Out of the lines below, please list those that hold the string "China".

## begin Extracted data

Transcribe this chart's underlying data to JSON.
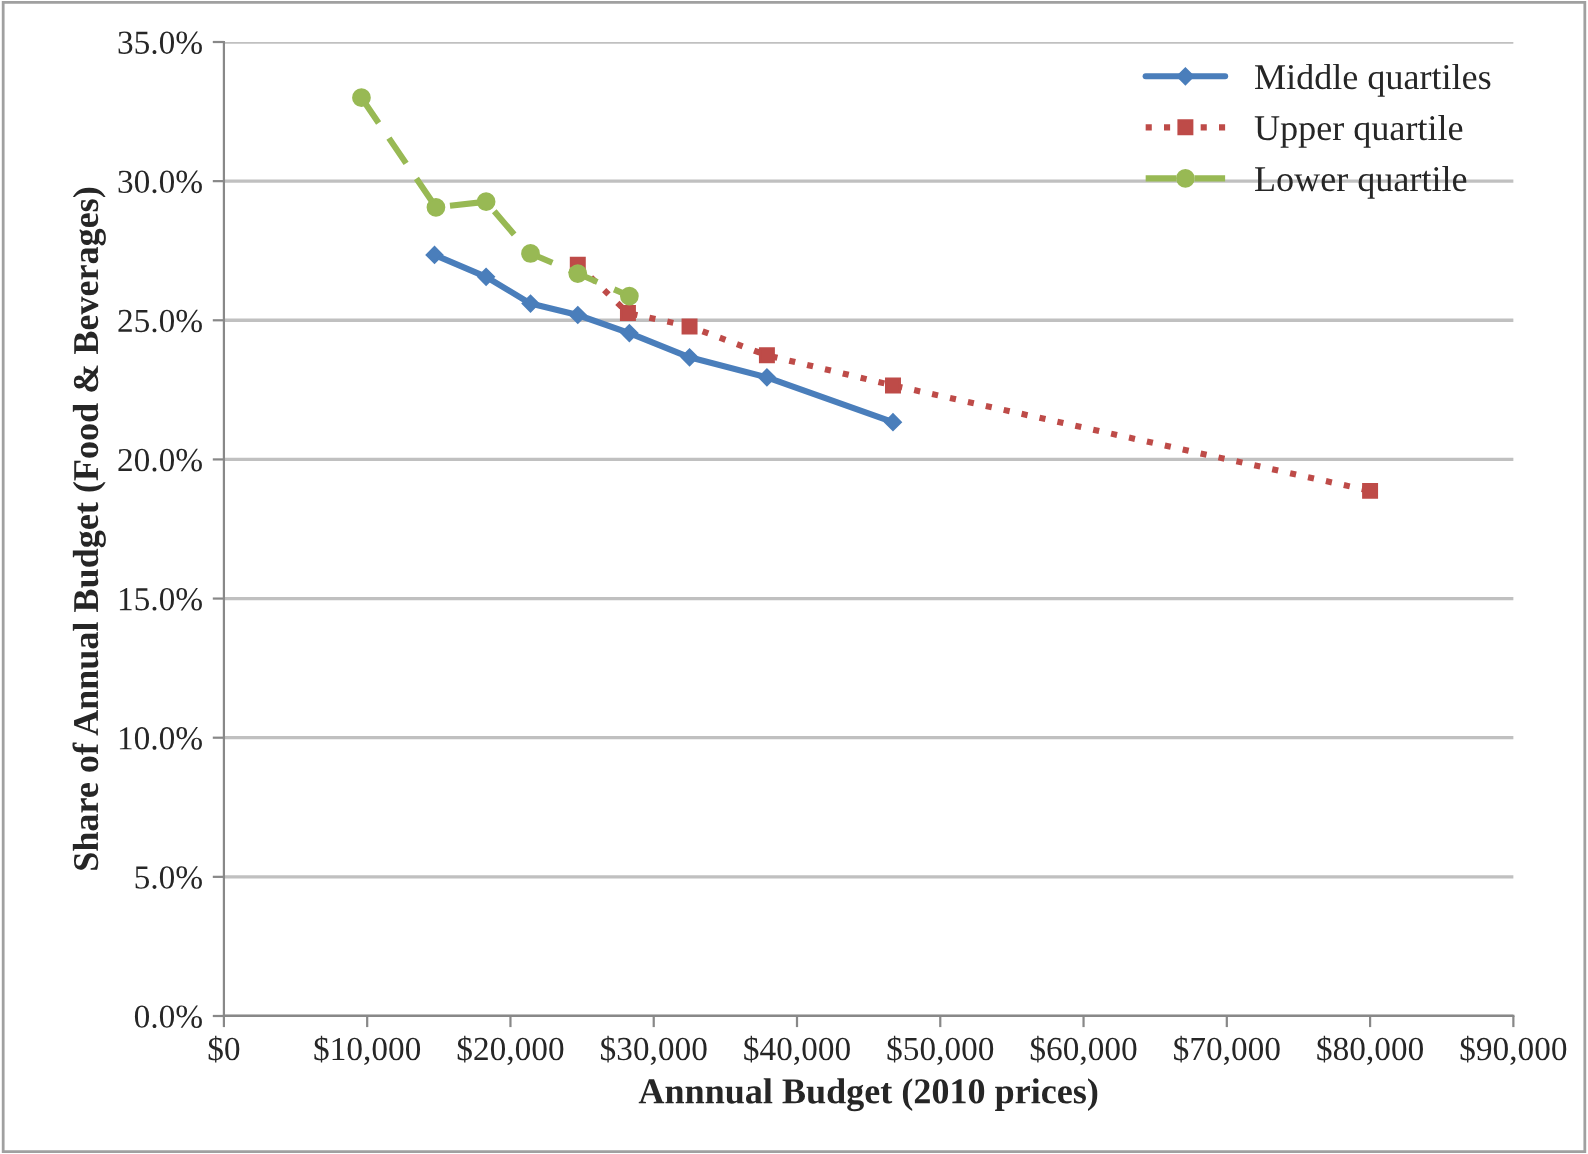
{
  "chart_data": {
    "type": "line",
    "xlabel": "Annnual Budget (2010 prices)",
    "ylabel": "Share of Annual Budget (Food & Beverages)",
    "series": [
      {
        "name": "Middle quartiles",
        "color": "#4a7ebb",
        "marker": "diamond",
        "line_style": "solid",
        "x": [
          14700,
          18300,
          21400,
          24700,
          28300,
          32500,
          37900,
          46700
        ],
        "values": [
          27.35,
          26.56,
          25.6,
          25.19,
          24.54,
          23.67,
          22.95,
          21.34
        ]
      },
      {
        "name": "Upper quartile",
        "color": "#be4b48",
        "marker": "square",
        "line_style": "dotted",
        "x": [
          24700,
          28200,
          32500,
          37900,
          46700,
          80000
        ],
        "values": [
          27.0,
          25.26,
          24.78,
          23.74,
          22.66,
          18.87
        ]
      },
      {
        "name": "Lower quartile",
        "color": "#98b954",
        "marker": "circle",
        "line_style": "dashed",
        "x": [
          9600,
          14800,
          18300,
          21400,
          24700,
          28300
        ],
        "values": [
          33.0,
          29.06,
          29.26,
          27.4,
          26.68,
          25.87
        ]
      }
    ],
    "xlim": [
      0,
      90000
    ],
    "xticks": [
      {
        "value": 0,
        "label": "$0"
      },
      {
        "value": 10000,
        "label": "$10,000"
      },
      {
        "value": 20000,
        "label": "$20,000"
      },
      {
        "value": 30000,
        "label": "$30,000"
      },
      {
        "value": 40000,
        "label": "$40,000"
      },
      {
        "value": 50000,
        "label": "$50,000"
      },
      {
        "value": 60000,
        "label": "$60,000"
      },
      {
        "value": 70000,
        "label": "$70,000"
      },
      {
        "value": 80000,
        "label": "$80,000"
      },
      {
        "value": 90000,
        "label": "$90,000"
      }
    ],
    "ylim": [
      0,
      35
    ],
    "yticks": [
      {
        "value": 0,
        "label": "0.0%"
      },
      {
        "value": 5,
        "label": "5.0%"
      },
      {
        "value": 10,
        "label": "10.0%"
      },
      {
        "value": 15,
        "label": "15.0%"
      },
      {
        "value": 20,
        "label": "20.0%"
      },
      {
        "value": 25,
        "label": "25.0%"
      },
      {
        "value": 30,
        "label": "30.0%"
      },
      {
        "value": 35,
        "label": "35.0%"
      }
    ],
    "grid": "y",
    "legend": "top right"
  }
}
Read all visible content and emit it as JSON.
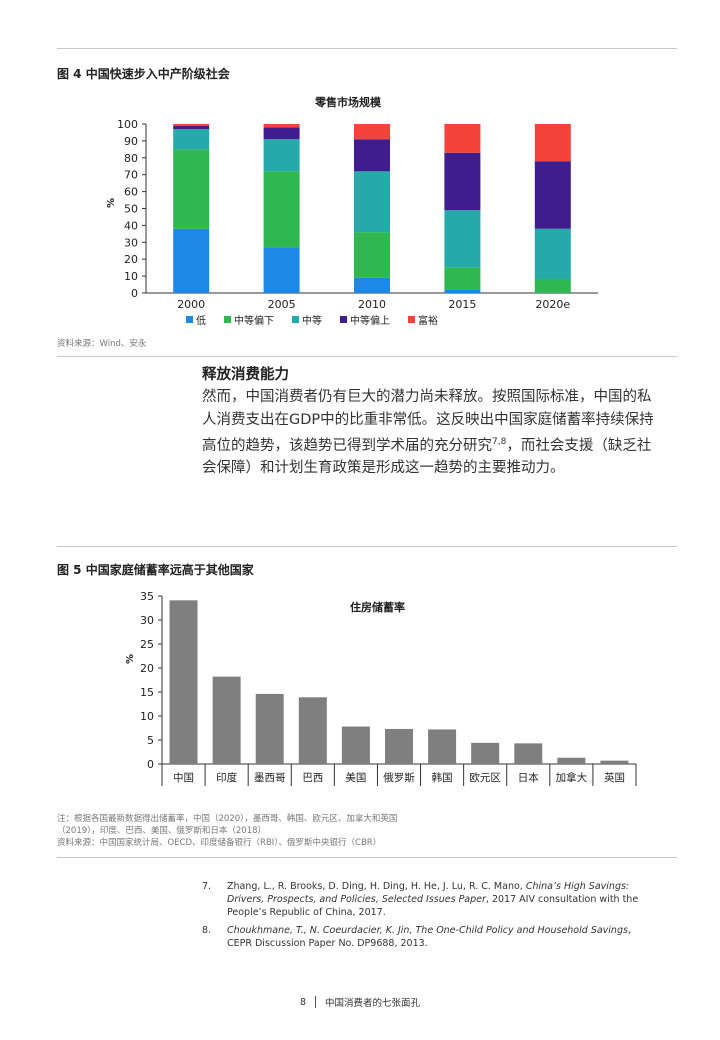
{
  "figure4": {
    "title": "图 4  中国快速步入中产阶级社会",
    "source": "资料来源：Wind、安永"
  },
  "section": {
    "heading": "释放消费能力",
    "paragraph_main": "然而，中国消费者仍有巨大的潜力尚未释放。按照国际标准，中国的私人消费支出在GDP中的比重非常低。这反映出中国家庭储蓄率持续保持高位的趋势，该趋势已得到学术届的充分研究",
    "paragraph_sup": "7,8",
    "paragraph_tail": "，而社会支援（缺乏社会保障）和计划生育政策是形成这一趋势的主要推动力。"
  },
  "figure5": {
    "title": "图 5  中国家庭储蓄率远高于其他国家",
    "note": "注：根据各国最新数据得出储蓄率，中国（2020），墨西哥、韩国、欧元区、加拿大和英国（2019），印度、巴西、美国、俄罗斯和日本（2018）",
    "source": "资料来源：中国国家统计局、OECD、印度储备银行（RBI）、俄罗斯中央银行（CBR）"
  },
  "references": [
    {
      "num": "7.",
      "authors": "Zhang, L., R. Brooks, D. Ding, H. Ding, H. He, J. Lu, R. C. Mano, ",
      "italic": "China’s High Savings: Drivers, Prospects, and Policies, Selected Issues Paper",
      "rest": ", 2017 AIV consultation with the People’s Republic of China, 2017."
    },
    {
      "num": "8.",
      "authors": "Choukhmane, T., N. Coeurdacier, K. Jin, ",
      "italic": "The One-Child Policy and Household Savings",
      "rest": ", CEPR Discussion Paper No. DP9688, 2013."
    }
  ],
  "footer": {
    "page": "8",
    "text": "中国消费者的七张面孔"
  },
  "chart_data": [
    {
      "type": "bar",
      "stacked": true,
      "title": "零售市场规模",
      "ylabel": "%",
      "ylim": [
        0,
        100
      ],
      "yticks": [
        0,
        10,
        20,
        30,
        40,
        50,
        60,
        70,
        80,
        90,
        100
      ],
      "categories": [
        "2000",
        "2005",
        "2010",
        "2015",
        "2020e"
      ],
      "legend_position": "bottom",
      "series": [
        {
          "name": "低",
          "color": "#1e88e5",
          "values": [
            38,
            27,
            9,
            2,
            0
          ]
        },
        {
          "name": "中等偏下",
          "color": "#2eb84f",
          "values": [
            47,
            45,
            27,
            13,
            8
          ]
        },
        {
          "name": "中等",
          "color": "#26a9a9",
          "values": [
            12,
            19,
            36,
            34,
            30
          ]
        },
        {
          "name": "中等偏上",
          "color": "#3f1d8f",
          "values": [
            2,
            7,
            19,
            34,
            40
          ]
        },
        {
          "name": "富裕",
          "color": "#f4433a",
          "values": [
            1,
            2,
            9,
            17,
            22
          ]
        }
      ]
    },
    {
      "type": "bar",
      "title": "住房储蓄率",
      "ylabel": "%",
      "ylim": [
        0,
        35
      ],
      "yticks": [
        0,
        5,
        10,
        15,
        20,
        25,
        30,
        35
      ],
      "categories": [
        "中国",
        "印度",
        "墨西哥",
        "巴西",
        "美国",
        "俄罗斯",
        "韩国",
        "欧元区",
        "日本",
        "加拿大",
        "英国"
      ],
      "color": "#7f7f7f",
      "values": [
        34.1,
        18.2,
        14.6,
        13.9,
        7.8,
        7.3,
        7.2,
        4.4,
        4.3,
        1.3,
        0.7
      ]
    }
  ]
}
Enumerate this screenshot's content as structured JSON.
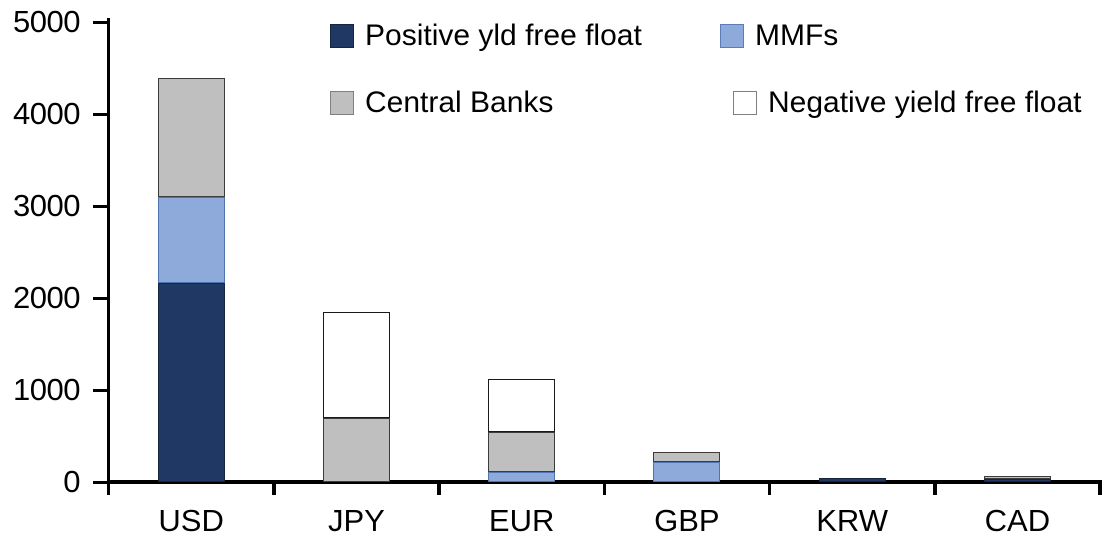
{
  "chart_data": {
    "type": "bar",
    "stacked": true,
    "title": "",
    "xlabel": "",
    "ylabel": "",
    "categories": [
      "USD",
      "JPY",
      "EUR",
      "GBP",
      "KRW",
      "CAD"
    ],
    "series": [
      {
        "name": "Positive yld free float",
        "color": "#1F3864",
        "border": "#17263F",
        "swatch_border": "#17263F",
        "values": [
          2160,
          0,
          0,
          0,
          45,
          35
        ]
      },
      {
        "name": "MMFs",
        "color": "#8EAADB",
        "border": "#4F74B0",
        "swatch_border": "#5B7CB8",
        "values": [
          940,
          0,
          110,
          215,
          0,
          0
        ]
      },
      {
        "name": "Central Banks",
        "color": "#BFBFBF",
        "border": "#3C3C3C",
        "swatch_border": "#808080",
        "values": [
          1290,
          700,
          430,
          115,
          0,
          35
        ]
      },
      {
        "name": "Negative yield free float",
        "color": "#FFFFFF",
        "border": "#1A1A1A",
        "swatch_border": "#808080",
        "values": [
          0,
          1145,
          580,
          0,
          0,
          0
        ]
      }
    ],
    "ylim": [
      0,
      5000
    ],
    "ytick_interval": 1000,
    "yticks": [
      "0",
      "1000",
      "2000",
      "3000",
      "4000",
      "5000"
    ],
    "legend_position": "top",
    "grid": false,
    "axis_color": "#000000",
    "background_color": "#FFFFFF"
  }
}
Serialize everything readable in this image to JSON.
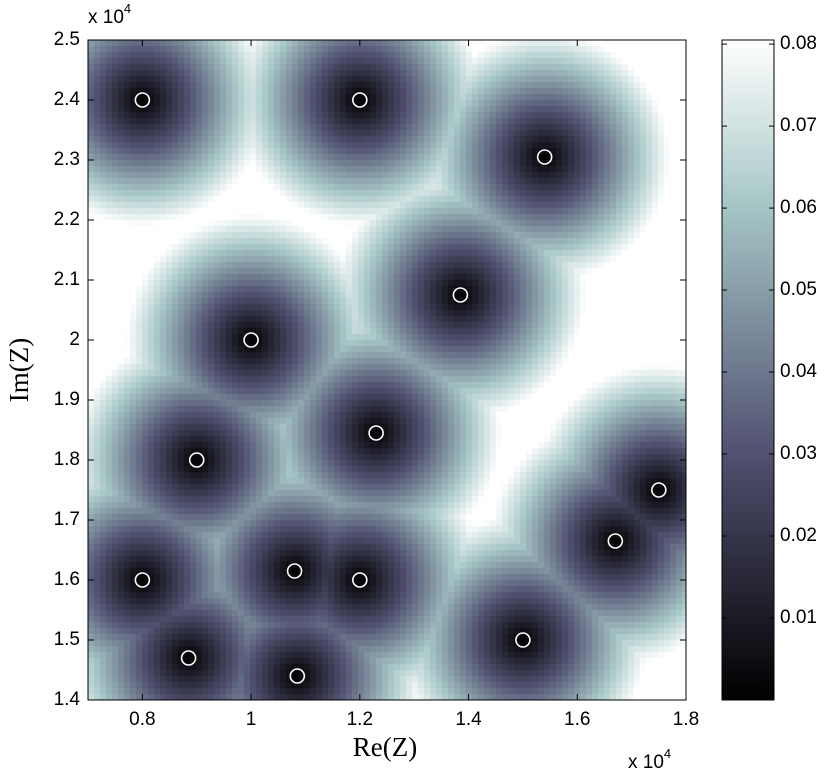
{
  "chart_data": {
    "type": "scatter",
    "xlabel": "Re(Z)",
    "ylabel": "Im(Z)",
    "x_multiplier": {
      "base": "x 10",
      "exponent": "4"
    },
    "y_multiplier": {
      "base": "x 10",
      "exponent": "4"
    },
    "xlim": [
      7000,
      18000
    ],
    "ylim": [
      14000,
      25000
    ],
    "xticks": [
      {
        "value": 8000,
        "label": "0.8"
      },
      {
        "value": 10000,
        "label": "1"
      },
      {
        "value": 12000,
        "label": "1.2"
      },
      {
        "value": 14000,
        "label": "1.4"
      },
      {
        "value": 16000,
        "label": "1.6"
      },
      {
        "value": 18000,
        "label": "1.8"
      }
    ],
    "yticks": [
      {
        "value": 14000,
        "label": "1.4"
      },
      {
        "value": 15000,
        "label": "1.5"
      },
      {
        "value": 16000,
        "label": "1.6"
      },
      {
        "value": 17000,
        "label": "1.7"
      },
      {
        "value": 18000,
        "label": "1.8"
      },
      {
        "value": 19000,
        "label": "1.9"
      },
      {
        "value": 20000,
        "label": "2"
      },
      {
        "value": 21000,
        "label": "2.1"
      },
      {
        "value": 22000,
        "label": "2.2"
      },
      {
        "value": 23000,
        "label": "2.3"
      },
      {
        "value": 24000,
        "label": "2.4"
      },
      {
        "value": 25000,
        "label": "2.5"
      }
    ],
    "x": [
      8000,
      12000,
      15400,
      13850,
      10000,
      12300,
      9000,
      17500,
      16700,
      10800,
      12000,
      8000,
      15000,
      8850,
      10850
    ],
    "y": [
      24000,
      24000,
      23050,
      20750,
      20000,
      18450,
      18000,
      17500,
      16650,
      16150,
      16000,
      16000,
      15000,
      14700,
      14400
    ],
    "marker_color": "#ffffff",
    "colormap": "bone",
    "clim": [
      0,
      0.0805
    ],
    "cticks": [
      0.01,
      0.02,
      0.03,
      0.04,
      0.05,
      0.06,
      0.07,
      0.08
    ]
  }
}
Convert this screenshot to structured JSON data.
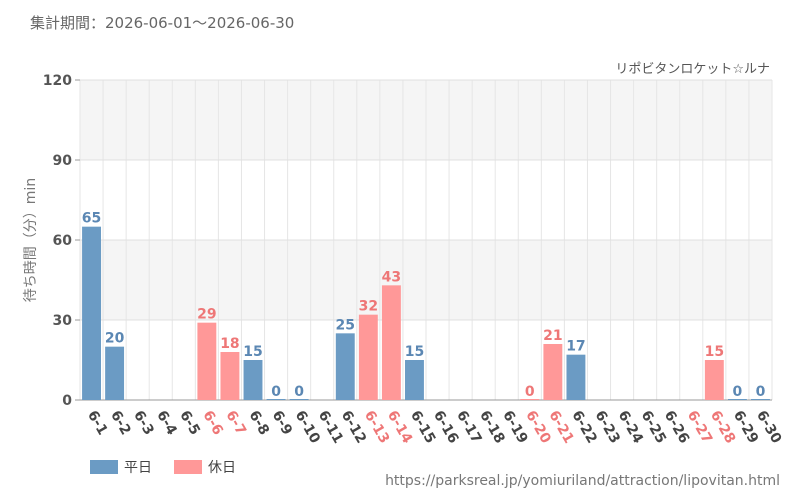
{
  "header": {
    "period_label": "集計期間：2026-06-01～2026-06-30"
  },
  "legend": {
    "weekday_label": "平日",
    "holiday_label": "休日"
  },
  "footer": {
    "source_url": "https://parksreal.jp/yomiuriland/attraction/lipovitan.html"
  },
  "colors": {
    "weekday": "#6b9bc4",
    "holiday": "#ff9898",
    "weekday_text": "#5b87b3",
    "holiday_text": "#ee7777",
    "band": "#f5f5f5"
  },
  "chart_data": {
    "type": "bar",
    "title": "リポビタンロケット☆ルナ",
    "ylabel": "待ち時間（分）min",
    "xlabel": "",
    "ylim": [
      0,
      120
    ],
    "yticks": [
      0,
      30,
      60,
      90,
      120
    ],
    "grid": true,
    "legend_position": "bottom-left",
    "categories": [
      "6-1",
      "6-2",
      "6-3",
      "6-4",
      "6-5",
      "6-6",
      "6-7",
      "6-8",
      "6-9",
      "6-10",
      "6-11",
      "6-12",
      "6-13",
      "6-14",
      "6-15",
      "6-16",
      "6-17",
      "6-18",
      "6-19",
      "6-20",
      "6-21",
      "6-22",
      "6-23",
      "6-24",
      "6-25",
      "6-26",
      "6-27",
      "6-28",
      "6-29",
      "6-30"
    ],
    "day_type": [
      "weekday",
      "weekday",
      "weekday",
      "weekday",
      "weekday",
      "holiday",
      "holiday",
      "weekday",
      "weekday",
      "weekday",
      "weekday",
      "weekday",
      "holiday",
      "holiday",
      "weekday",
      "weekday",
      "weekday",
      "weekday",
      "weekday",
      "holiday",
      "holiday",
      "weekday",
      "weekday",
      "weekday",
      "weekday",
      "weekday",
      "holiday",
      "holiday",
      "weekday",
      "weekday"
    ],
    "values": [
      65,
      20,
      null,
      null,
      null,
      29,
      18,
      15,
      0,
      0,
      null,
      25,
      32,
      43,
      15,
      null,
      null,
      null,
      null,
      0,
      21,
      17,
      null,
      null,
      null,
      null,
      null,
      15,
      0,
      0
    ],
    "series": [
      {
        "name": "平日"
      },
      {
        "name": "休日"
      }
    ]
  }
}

## end Extracted data

Complete response »
      "italic": "China’s High Savings: Drivers, Prospects, and Policies, Selected Issues Paper",
      "rest": ", 2017 AIV consultation with the People’s Republic of China, 2017."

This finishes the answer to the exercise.